*** Excerpted records ***

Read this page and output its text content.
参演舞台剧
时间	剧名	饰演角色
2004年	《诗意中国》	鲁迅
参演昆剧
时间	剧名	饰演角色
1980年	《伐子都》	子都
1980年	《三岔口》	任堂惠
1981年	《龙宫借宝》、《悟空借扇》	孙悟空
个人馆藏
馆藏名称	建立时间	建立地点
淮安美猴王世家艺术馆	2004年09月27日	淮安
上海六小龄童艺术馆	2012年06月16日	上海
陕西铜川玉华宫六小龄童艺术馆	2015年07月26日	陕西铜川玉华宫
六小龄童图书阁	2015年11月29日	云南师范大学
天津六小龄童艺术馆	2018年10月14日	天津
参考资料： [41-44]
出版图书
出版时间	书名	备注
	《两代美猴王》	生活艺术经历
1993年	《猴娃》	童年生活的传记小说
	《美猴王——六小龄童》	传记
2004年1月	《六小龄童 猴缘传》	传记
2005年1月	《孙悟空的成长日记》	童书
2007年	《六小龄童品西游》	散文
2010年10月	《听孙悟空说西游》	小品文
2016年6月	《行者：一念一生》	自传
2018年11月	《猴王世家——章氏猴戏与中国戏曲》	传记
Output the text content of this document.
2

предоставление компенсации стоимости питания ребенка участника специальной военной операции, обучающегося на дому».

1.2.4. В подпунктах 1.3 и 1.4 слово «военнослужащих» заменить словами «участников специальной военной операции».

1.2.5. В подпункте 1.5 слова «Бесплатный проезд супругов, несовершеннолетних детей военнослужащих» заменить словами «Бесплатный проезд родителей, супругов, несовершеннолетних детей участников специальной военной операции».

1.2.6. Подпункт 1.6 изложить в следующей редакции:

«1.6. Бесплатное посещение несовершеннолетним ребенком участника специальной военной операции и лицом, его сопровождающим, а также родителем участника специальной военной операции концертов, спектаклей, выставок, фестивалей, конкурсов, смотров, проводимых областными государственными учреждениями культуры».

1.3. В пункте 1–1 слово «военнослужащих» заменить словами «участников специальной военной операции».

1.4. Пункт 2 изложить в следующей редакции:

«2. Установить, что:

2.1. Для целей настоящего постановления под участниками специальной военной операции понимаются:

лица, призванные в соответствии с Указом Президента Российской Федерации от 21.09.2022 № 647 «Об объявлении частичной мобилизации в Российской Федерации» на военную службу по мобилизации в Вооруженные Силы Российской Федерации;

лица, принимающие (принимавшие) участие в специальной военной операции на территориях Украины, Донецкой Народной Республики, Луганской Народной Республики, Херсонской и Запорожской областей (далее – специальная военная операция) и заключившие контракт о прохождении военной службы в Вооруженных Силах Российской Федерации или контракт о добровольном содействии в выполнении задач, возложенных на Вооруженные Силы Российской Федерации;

***

Do this
Gather all lines with the string "лица" from the data.

Exercise answer
лица, призванные в соответствии с Указом Президента Российской Федерации от 21.09.2022 № 647 «Об объявлении частичной мобилизации в Российской Федерации» на военную службу по мобилизации в Вооруженные Силы Российской Федерации;
лица, принимающие (принимавшие) участие в специальной военной операции на территориях Украины, Донецкой Народной Республики, Луганской Народной Республики, Херсонской и Запорожской областей (далее – специальная военная операция) и заключившие контракт о прохождении военной службы в Вооруженных Силах Российской Федерации или контракт о добровольном содействии в выполнении задач, возложенных на Вооруженные Силы Российской Федерации;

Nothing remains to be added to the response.